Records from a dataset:
-----
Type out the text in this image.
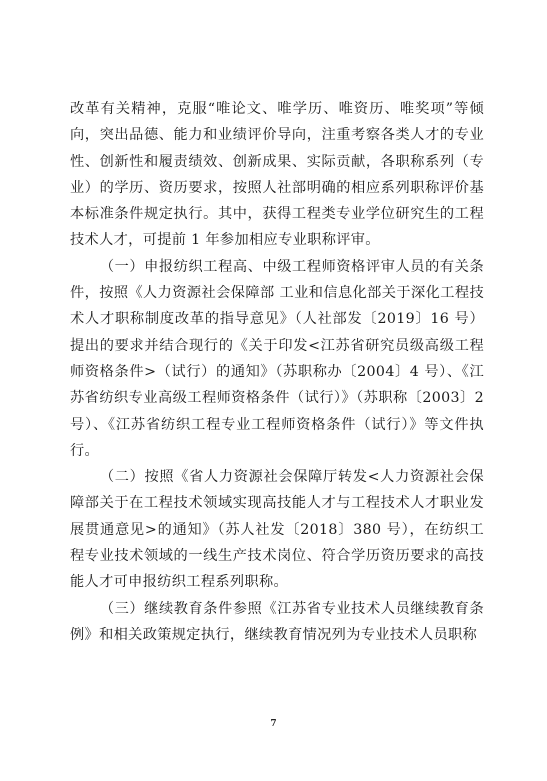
改革有关精神，克服“唯论文、唯学历、唯资历、唯奖项”等倾向，突出品德、能力和业绩评价导向，注重考察各类人才的专业性、创新性和履责绩效、创新成果、实际贡献，各职称系列（专业）的学历、资历要求，按照人社部明确的相应系列职称评价基本标准条件规定执行。其中，获得工程类专业学位研究生的工程技术人才，可提前 1 年参加相应专业职称评审。

（一）申报纺织工程高、中级工程师资格评审人员的有关条件，按照《人力资源社会保障部 工业和信息化部关于深化工程技术人才职称制度改革的指导意见》（人社部发〔2019〕16 号）提出的要求并结合现行的《关于印发<江苏省研究员级高级工程师资格条件>（试行）的通知》（苏职称办〔2004〕4 号）、《江苏省纺织专业高级工程师资格条件（试行）》（苏职称〔2003〕2 号）、《江苏省纺织工程专业工程师资格条件（试行）》等文件执行。

（二）按照《省人力资源社会保障厅转发<人力资源社会保障部关于在工程技术领域实现高技能人才与工程技术人才职业发展贯通意见>的通知》（苏人社发〔2018〕380 号），在纺织工程专业技术领域的一线生产技术岗位、符合学历资历要求的高技能人才可申报纺织工程系列职称。

（三）继续教育条件参照《江苏省专业技术人员继续教育条例》和相关政策规定执行，继续教育情况列为专业技术人员职称

7
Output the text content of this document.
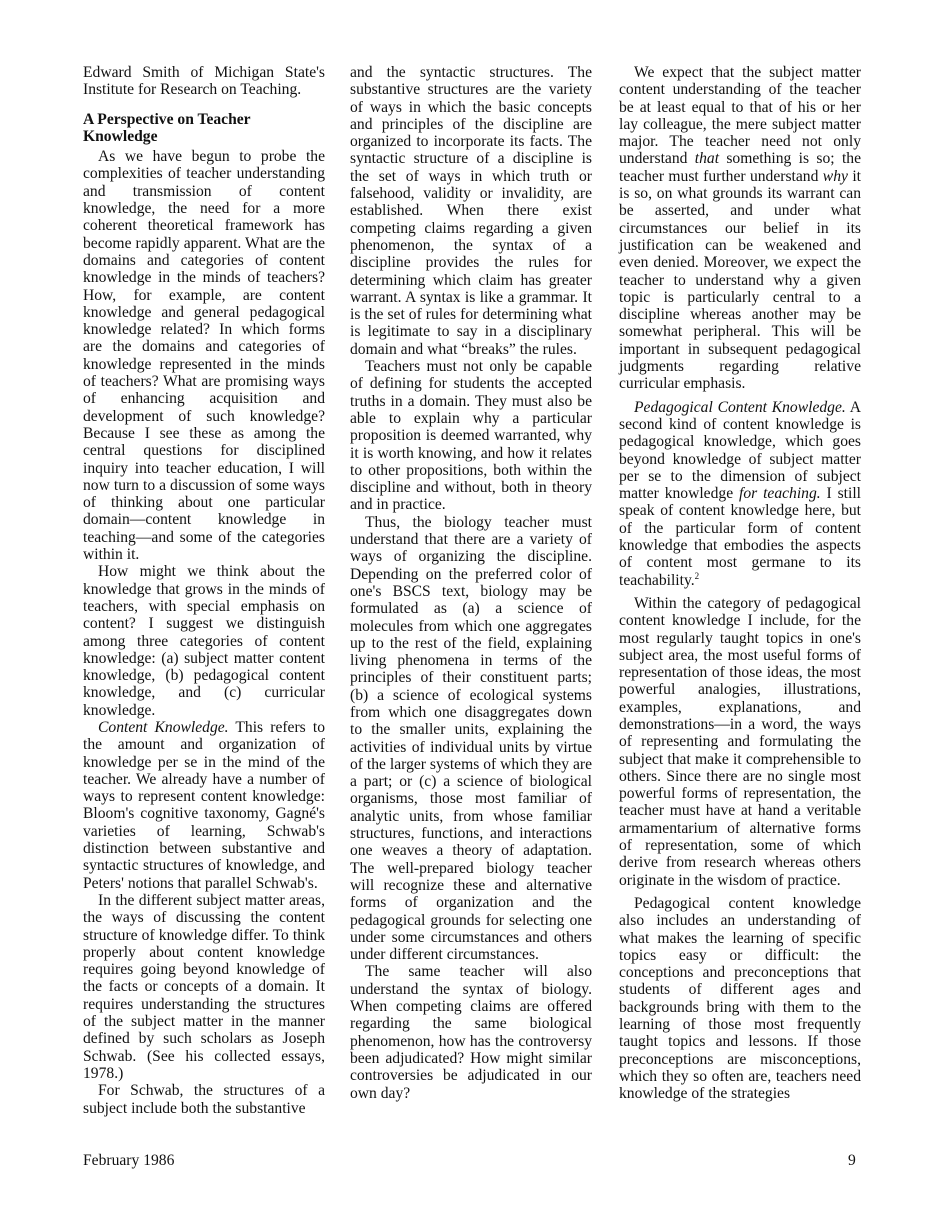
Edward Smith of Michigan State's Institute for Research on Teaching.

A Perspective on Teacher Knowledge

As we have begun to probe the complexities of teacher understanding and transmission of content knowledge, the need for a more coherent theoretical framework has become rapidly apparent. What are the domains and categories of content knowledge in the minds of teachers? How, for example, are content knowledge and general pedagogical knowledge related? In which forms are the domains and categories of knowledge represented in the minds of teachers? What are promising ways of enhancing acquisition and development of such knowledge? Because I see these as among the central questions for disciplined inquiry into teacher education, I will now turn to a discussion of some ways of thinking about one particular domain—content knowledge in teaching—and some of the categories within it.

How might we think about the knowledge that grows in the minds of teachers, with special emphasis on content? I suggest we distinguish among three categories of content knowledge: (a) subject matter content knowledge, (b) pedagogical content knowledge, and (c) curricular knowledge.

Content Knowledge. This refers to the amount and organization of knowledge per se in the mind of the teacher. We already have a number of ways to represent content knowledge: Bloom's cognitive taxonomy, Gagné's varieties of learning, Schwab's distinction between substantive and syntactic structures of knowledge, and Peters' notions that parallel Schwab's.

In the different subject matter areas, the ways of discussing the content structure of knowledge differ. To think properly about content knowledge requires going beyond knowledge of the facts or concepts of a domain. It requires understanding the structures of the subject matter in the manner defined by such scholars as Joseph Schwab. (See his collected essays, 1978.)

For Schwab, the structures of a subject include both the substantive

and the syntactic structures. The substantive structures are the variety of ways in which the basic concepts and principles of the discipline are organized to incorporate its facts. The syntactic structure of a discipline is the set of ways in which truth or falsehood, validity or invalidity, are established. When there exist competing claims regarding a given phenomenon, the syntax of a discipline provides the rules for determining which claim has greater warrant. A syntax is like a grammar. It is the set of rules for determining what is legitimate to say in a disciplinary domain and what “breaks” the rules.

Teachers must not only be capable of defining for students the accepted truths in a domain. They must also be able to explain why a particular proposition is deemed warranted, why it is worth knowing, and how it relates to other propositions, both within the discipline and without, both in theory and in practice.

Thus, the biology teacher must understand that there are a variety of ways of organizing the discipline. Depending on the preferred color of one's BSCS text, biology may be formulated as (a) a science of molecules from which one aggregates up to the rest of the field, explaining living phenomena in terms of the principles of their constituent parts; (b) a science of ecological systems from which one disaggregates down to the smaller units, explaining the activities of individual units by virtue of the larger systems of which they are a part; or (c) a science of biological organisms, those most familiar of analytic units, from whose familiar structures, functions, and interactions one weaves a theory of adaptation. The well-prepared biology teacher will recognize these and alternative forms of organization and the pedagogical grounds for selecting one under some circumstances and others under different circumstances.

The same teacher will also understand the syntax of biology. When competing claims are offered regarding the same biological phenomenon, how has the controversy been adjudicated? How might similar controversies be adjudicated in our own day?

We expect that the subject matter content understanding of the teacher be at least equal to that of his or her lay colleague, the mere subject matter major. The teacher need not only understand that something is so; the teacher must further understand why it is so, on what grounds its warrant can be asserted, and under what circumstances our belief in its justification can be weakened and even denied. Moreover, we expect the teacher to understand why a given topic is particularly central to a discipline whereas another may be somewhat peripheral. This will be important in subsequent pedagogical judgments regarding relative curricular emphasis.

Pedagogical Content Knowledge. A second kind of content knowledge is pedagogical knowledge, which goes beyond knowledge of subject matter per se to the dimension of subject matter knowledge for teaching. I still speak of content knowledge here, but of the particular form of content knowledge that embodies the aspects of content most germane to its teachability.$^2$

Within the category of pedagogical content knowledge I include, for the most regularly taught topics in one's subject area, the most useful forms of representation of those ideas, the most powerful analogies, illustrations, examples, explanations, and demonstrations—in a word, the ways of representing and formulating the subject that make it comprehensible to others. Since there are no single most powerful forms of representation, the teacher must have at hand a veritable armamentarium of alternative forms of representation, some of which derive from research whereas others originate in the wisdom of practice.

Pedagogical content knowledge also includes an understanding of what makes the learning of specific topics easy or difficult: the conceptions and preconceptions that students of different ages and backgrounds bring with them to the learning of those most frequently taught topics and lessons. If those preconceptions are misconceptions, which they so often are, teachers need knowledge of the strategies

February 1986	9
-----
**WRITTEN INSTRUCTION:** Go through the data above and transcribe it in full, omitting any image.

**WRITTEN REPLY:**
Type out the text in this image.
改革有关精神，克服“唯论文、唯学历、唯资历、唯奖项”等倾向，突出品德、能力和业绩评价导向，注重考察各类人才的专业性、创新性和履责绩效、创新成果、实际贡献，各职称系列（专业）的学历、资历要求，按照人社部明确的相应系列职称评价基本标准条件规定执行。其中，获得工程类专业学位研究生的工程技术人才，可提前 1 年参加相应专业职称评审。

（一）申报纺织工程高、中级工程师资格评审人员的有关条件，按照《人力资源社会保障部 工业和信息化部关于深化工程技术人才职称制度改革的指导意见》（人社部发〔2019〕16 号）提出的要求并结合现行的《关于印发<江苏省研究员级高级工程师资格条件>（试行）的通知》（苏职称办〔2004〕4 号）、《江苏省纺织专业高级工程师资格条件（试行）》（苏职称〔2003〕2 号）、《江苏省纺织工程专业工程师资格条件（试行）》等文件执行。

（二）按照《省人力资源社会保障厅转发<人力资源社会保障部关于在工程技术领域实现高技能人才与工程技术人才职业发展贯通意见>的通知》（苏人社发〔2018〕380 号），在纺织工程专业技术领域的一线生产技术岗位、符合学历资历要求的高技能人才可申报纺织工程系列职称。

（三）继续教育条件参照《江苏省专业技术人员继续教育条例》和相关政策规定执行，继续教育情况列为专业技术人员职称

7
Output the text content of this document.
Edward Smith of Michigan State's Institute for Research on Teaching.

A Perspective on Teacher Knowledge

As we have begun to probe the complexities of teacher understanding and transmission of content knowledge, the need for a more coherent theoretical framework has become rapidly apparent. What are the domains and categories of content knowledge in the minds of teachers? How, for example, are content knowledge and general pedagogical knowledge related? In which forms are the domains and categories of knowledge represented in the minds of teachers? What are promising ways of enhancing acquisition and development of such knowledge? Because I see these as among the central questions for disciplined inquiry into teacher education, I will now turn to a discussion of some ways of thinking about one particular domain—content knowledge in teaching—and some of the categories within it.

How might we think about the knowledge that grows in the minds of teachers, with special emphasis on content? I suggest we distinguish among three categories of content knowledge: (a) subject matter content knowledge, (b) pedagogical content knowledge, and (c) curricular knowledge.

Content Knowledge. This refers to the amount and organization of knowledge per se in the mind of the teacher. We already have a number of ways to represent content knowledge: Bloom's cognitive taxonomy, Gagné's varieties of learning, Schwab's distinction between substantive and syntactic structures of knowledge, and Peters' notions that parallel Schwab's.

In the different subject matter areas, the ways of discussing the content structure of knowledge differ. To think properly about content knowledge requires going beyond knowledge of the facts or concepts of a domain. It requires understanding the structures of the subject matter in the manner defined by such scholars as Joseph Schwab. (See his collected essays, 1978.)

For Schwab, the structures of a subject include both the substantive

and the syntactic structures. The substantive structures are the variety of ways in which the basic concepts and principles of the discipline are organized to incorporate its facts. The syntactic structure of a discipline is the set of ways in which truth or falsehood, validity or invalidity, are established. When there exist competing claims regarding a given phenomenon, the syntax of a discipline provides the rules for determining which claim has greater warrant. A syntax is like a grammar. It is the set of rules for determining what is legitimate to say in a disciplinary domain and what “breaks” the rules.

Teachers must not only be capable of defining for students the accepted truths in a domain. They must also be able to explain why a particular proposition is deemed warranted, why it is worth knowing, and how it relates to other propositions, both within the discipline and without, both in theory and in practice.

Thus, the biology teacher must understand that there are a variety of ways of organizing the discipline. Depending on the preferred color of one's BSCS text, biology may be formulated as (a) a science of molecules from which one aggregates up to the rest of the field, explaining living phenomena in terms of the principles of their constituent parts; (b) a science of ecological systems from which one disaggregates down to the smaller units, explaining the activities of individual units by virtue of the larger systems of which they are a part; or (c) a science of biological organisms, those most familiar of analytic units, from whose familiar structures, functions, and interactions one weaves a theory of adaptation. The well-prepared biology teacher will recognize these and alternative forms of organization and the pedagogical grounds for selecting one under some circumstances and others under different circumstances.

The same teacher will also understand the syntax of biology. When competing claims are offered regarding the same biological phenomenon, how has the controversy been adjudicated? How might similar controversies be adjudicated in our own day?

We expect that the subject matter content understanding of the teacher be at least equal to that of his or her lay colleague, the mere subject matter major. The teacher need not only understand that something is so; the teacher must further understand why it is so, on what grounds its warrant can be asserted, and under what circumstances our belief in its justification can be weakened and even denied. Moreover, we expect the teacher to understand why a given topic is particularly central to a discipline whereas another may be somewhat peripheral. This will be important in subsequent pedagogical judgments regarding relative curricular emphasis.

Pedagogical Content Knowledge. A second kind of content knowledge is pedagogical knowledge, which goes beyond knowledge of subject matter per se to the dimension of subject matter knowledge for teaching. I still speak of content knowledge here, but of the particular form of content knowledge that embodies the aspects of content most germane to its teachability.$^2$

Within the category of pedagogical content knowledge I include, for the most regularly taught topics in one's subject area, the most useful forms of representation of those ideas, the most powerful analogies, illustrations, examples, explanations, and demonstrations—in a word, the ways of representing and formulating the subject that make it comprehensible to others. Since there are no single most powerful forms of representation, the teacher must have at hand a veritable armamentarium of alternative forms of representation, some of which derive from research whereas others originate in the wisdom of practice.

Pedagogical content knowledge also includes an understanding of what makes the learning of specific topics easy or difficult: the conceptions and preconceptions that students of different ages and backgrounds bring with them to the learning of those most frequently taught topics and lessons. If those preconceptions are misconceptions, which they so often are, teachers need knowledge of the strategies

February 1986	9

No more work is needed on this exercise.